Repeat the records in full and exactly, omitting pictures.

### Data to use

------------------------------------

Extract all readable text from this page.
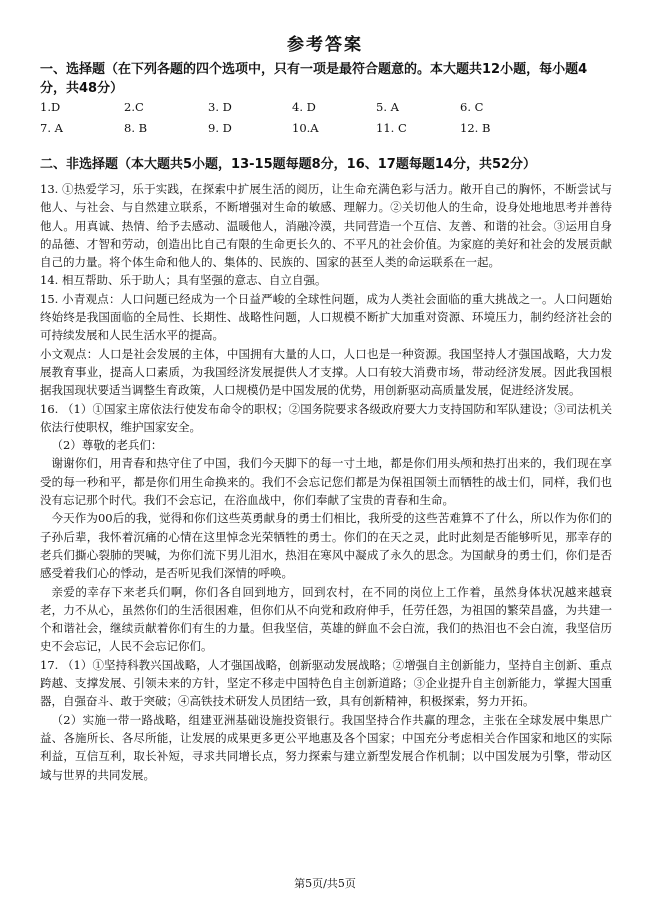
参考答案
一、选择题（在下列各题的四个选项中，只有一项是最符合题意的。本大题共12小题，每小题4分，共48分）
1.D	2.C	3. D	4. D	5. A	6. C
7. A	8. B	9. D	10.A	11. C	12. B
二、非选择题（本大题共5小题，13-15题每题8分，16、17题每题14分，共52分）

13. ①热爱学习，乐于实践，在探索中扩展生活的阅历，让生命充满色彩与活力。敞开自己的胸怀，不断尝试与他人、与社会、与自然建立联系，不断增强对生命的敏感、理解力。②关切他人的生命，设身处地地思考并善待他人。用真诚、热情、给予去感动、温暖他人，消融冷漠，共同营造一个互信、友善、和谐的社会。③运用自身的品德、才智和劳动，创造出比自己有限的生命更长久的、不平凡的社会价值。为家庭的美好和社会的发展贡献自己的力量。将个体生命和他人的、集体的、民族的、国家的甚至人类的命运联系在一起。

14. 相互帮助、乐于助人；具有坚强的意志、自立自强。

15. 小青观点：人口问题已经成为一个日益严峻的全球性问题，成为人类社会面临的重大挑战之一。人口问题始终始终是我国面临的全局性、长期性、战略性问题，人口规模不断扩大加重对资源、环境压力，制约经济社会的可持续发展和人民生活水平的提高。

小文观点：人口是社会发展的主体，中国拥有大量的人口，人口也是一种资源。我国坚持人才强国战略，大力发展教育事业，提高人口素质，为我国经济发展提供人才支撑。人口有较大消费市场，带动经济发展。因此我国根据我国现状要适当调整生育政策，人口规模仍是中国发展的优势，用创新驱动高质量发展，促进经济发展。

16. （1）①国家主席依法行使发布命令的职权；②国务院要求各级政府要大力支持国防和军队建设；③司法机关依法行使职权，维护国家安全。

（2）尊敬的老兵们：

谢谢你们，用青春和热守住了中国，我们今天脚下的每一寸土地，都是你们用头颅和热打出来的，我们现在享受的每一秒和平，都是你们用生命换来的。我们不会忘记您们都是为保祖国领土而牺牲的战士们，同样，我们也没有忘记那个时代。我们不会忘记，在浴血战中，你们奉献了宝贵的青春和生命。

今天作为00后的我，觉得和你们这些英勇献身的勇士们相比，我所受的这些苦难算不了什么，所以作为你们的子孙后辈，我怀着沉痛的心情在这里悼念光荣牺牲的勇士。你们的在天之灵，此时此刻是否能够听见，那幸存的老兵们撕心裂肺的哭喊，为你们流下男儿泪水，热泪在寒风中凝成了永久的思念。为国献身的勇士们，你们是否感受着我们心的悸动，是否听见我们深情的呼唤。

亲爱的幸存下来老兵们啊，你们各自回到地方，回到农村，在不同的岗位上工作着，虽然身体状况越来越衰老，力不从心，虽然你们的生活很困难，但你们从不向党和政府伸手，任劳任怨，为祖国的繁荣昌盛，为共建一个和谐社会，继续贡献着你们有生的力量。但我坚信，英雄的鲜血不会白流，我们的热泪也不会白流，我坚信历史不会忘记，人民不会忘记你们。

17. （1）①坚持科教兴国战略，人才强国战略，创新驱动发展战略；②增强自主创新能力，坚持自主创新、重点跨越、支撑发展、引领未来的方针，坚定不移走中国特色自主创新道路；③企业提升自主创新能力，掌握大国重器，自强奋斗、敢于突破；④高铁技术研发人员团结一致，具有创新精神，积极探索，努力开拓。

（2）实施一带一路战略，组建亚洲基础设施投资银行。我国坚持合作共赢的理念，主张在全球发展中集思广益、各施所长、各尽所能，让发展的成果更多更公平地惠及各个国家；中国充分考虑相关合作国家和地区的实际利益，互信互利，取长补短，寻求共同增长点，努力探索与建立新型发展合作机制；以中国发展为引擎，带动区域与世界的共同发展。

第5页/共5页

------------------------------------

### Result of the task
Extract all readable text from this page.
参考答案
一、选择题（在下列各题的四个选项中，只有一项是最符合题意的。本大题共12小题，每小题4分，共48分）
1.D	2.C	3. D	4. D	5. A	6. C
7. A	8. B	9. D	10.A	11. C	12. B
二、非选择题（本大题共5小题，13-15题每题8分，16、17题每题14分，共52分）

13. ①热爱学习，乐于实践，在探索中扩展生活的阅历，让生命充满色彩与活力。敞开自己的胸怀，不断尝试与他人、与社会、与自然建立联系，不断增强对生命的敏感、理解力。②关切他人的生命，设身处地地思考并善待他人。用真诚、热情、给予去感动、温暖他人，消融冷漠，共同营造一个互信、友善、和谐的社会。③运用自身的品德、才智和劳动，创造出比自己有限的生命更长久的、不平凡的社会价值。为家庭的美好和社会的发展贡献自己的力量。将个体生命和他人的、集体的、民族的、国家的甚至人类的命运联系在一起。

14. 相互帮助、乐于助人；具有坚强的意志、自立自强。

15. 小青观点：人口问题已经成为一个日益严峻的全球性问题，成为人类社会面临的重大挑战之一。人口问题始终始终是我国面临的全局性、长期性、战略性问题，人口规模不断扩大加重对资源、环境压力，制约经济社会的可持续发展和人民生活水平的提高。

小文观点：人口是社会发展的主体，中国拥有大量的人口，人口也是一种资源。我国坚持人才强国战略，大力发展教育事业，提高人口素质，为我国经济发展提供人才支撑。人口有较大消费市场，带动经济发展。因此我国根据我国现状要适当调整生育政策，人口规模仍是中国发展的优势，用创新驱动高质量发展，促进经济发展。

16. （1）①国家主席依法行使发布命令的职权；②国务院要求各级政府要大力支持国防和军队建设；③司法机关依法行使职权，维护国家安全。

（2）尊敬的老兵们：

谢谢你们，用青春和热守住了中国，我们今天脚下的每一寸土地，都是你们用头颅和热打出来的，我们现在享受的每一秒和平，都是你们用生命换来的。我们不会忘记您们都是为保祖国领土而牺牲的战士们，同样，我们也没有忘记那个时代。我们不会忘记，在浴血战中，你们奉献了宝贵的青春和生命。

今天作为00后的我，觉得和你们这些英勇献身的勇士们相比，我所受的这些苦难算不了什么，所以作为你们的子孙后辈，我怀着沉痛的心情在这里悼念光荣牺牲的勇士。你们的在天之灵，此时此刻是否能够听见，那幸存的老兵们撕心裂肺的哭喊，为你们流下男儿泪水，热泪在寒风中凝成了永久的思念。为国献身的勇士们，你们是否感受着我们心的悸动，是否听见我们深情的呼唤。

亲爱的幸存下来老兵们啊，你们各自回到地方，回到农村，在不同的岗位上工作着，虽然身体状况越来越衰老，力不从心，虽然你们的生活很困难，但你们从不向党和政府伸手，任劳任怨，为祖国的繁荣昌盛，为共建一个和谐社会，继续贡献着你们有生的力量。但我坚信，英雄的鲜血不会白流，我们的热泪也不会白流，我坚信历史不会忘记，人民不会忘记你们。

17. （1）①坚持科教兴国战略，人才强国战略，创新驱动发展战略；②增强自主创新能力，坚持自主创新、重点跨越、支撑发展、引领未来的方针，坚定不移走中国特色自主创新道路；③企业提升自主创新能力，掌握大国重器，自强奋斗、敢于突破；④高铁技术研发人员团结一致，具有创新精神，积极探索，努力开拓。

（2）实施一带一路战略，组建亚洲基础设施投资银行。我国坚持合作共赢的理念，主张在全球发展中集思广益、各施所长、各尽所能，让发展的成果更多更公平地惠及各个国家；中国充分考虑相关合作国家和地区的实际利益，互信互利，取长补短，寻求共同增长点，努力探索与建立新型发展合作机制；以中国发展为引擎，带动区域与世界的共同发展。

第5页/共5页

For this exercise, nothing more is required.